START Data for processing

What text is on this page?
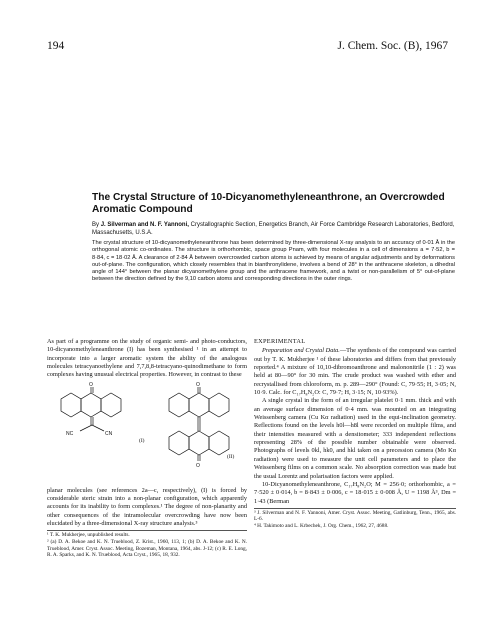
194	J. Chem. Soc. (B), 1967
The Crystal Structure of 10-Dicyanomethyleneanthrone, an Overcrowded Aromatic Compound
By J. Silverman and N. F. Yannoni, Crystallographic Section, Energetics Branch, Air Force Cambridge Research Laboratories, Bedford, Massachusetts, U.S.A.
The crystal structure of 10-dicyanomethyleneanthrone has been determined by three-dimensional X-ray analysis to an accuracy of 0·01 Å in the orthogonal atomic co-ordinates. The structure is orthorhombic, space group Pnam, with four molecules in a cell of dimensions a = 7·52, b = 8·84, c = 18·02 Å. A clearance of 2·84 Å between overcrowded carbon atoms is achieved by means of angular adjustments and by deformations out-of-plane. The configuration, which closely resembles that in bianthronylidene, involves a bend of 28° in the anthracene skeleton, a dihedral angle of 144° between the planar dicyanomethylene group and the anthracene framework, and a twist or non-parallelism of 5° out-of-plane between the direction defined by the 9,10 carbon atoms and corresponding directions in the outer rings.

As part of a programme on the study of organic semi- and photo-conductors, 10-dicyanomethyleneanthrone (I) has been synthesised ¹ in an attempt to incorporate into a larger aromatic system the ability of the analogous molecules tetracyanoethylene and 7,7,8,8-tetracyano-quinodimethane to form complexes having unusual electrical properties. However, in contrast to these

O
NC	CN
O
O
(I)
(II)

planar molecules (see references 2a—c, respectively), (I) is forced by considerable steric strain into a non-planar configuration, which apparently accounts for its inability to form complexes.¹ The degree of non-planarity and other consequences of the intramolecular overcrowding have now been elucidated by a three-dimensional X-ray structure analysis.³

¹ T. K. Mukherjee, unpublished results.
² (a) D. A. Bekoe and K. N. Trueblood, Z. Krist., 1960, 113, 1; (b) D. A. Bekoe and K. N. Trueblood, Amer. Cryst. Assoc. Meeting, Bozeman, Montana, 1964, abs. J-12; (c) R. E. Long, R. A. Sparks, and K. N. Trueblood, Acta Cryst., 1965, 18, 932.
EXPERIMENTAL

Preparation and Crystal Data.—The synthesis of the compound was carried out by T. K. Mukherjee ¹ of these laboratories and differs from that previously reported.⁴ A mixture of 10,10-dibromoanthrone and malononitrile (1 : 2) was held at 80—90° for 30 min. The crude product was washed with ether and recrystallised from chloroform, m. p. 289—290° (Found: C, 79·55; H, 3·05; N, 10·9. Calc. for C₁₇H₈N₂O: C, 79·7; H, 3·15; N, 10·93%).

A single crystal in the form of an irregular platelet 0·1 mm. thick and with an average surface dimension of 0·4 mm. was mounted on an integrating Weissenberg camera (Cu Kα radiation) used in the equi-inclination geometry. Reflections found on the levels h0l—h8l were recorded on multiple films, and their intensities measured with a densitometer; 333 independent reflections representing 28% of the possible number obtainable were observed. Photographs of levels 0kl, hk0, and hkl taken on a precession camera (Mo Kα radiation) were used to measure the unit cell parameters and to place the Weissenberg films on a common scale. No absorption correction was made but the usual Lorentz and polarisation factors were applied.

10-Dicyanomethyleneanthrone, C₁₇H₈N₂O; M = 256·0; orthorhombic, a = 7·520 ± 0·014, b = 8·843 ± 0·006, c = 18·015 ± 0·008 Å, U = 1198 Å³, Dm = 1·43 (Berman

³ J. Silverman and N. F. Yannoni, Amer. Cryst. Assoc. Meeting, Gatlinburg, Tenn., 1965, abs. L-6.
⁴ H. Takimoto and L. Krbechek, J. Org. Chem., 1962, 27, 4688.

END Data for processing

> _What is required_: Using the material above, report each line where "Assoc" occurs.

> _Solution below_:
² (a) D. A. Bekoe and K. N. Trueblood, Z. Krist., 1960, 113, 1; (b) D. A. Bekoe and K. N. Trueblood, Amer. Cryst. Assoc. Meeting, Bozeman, Montana, 1964, abs. J-12; (c) R. E. Long, R. A. Sparks, and K. N. Trueblood, Acta Cryst., 1965, 18, 932.
³ J. Silverman and N. F. Yannoni, Amer. Cryst. Assoc. Meeting, Gatlinburg, Tenn., 1965, abs. L-6.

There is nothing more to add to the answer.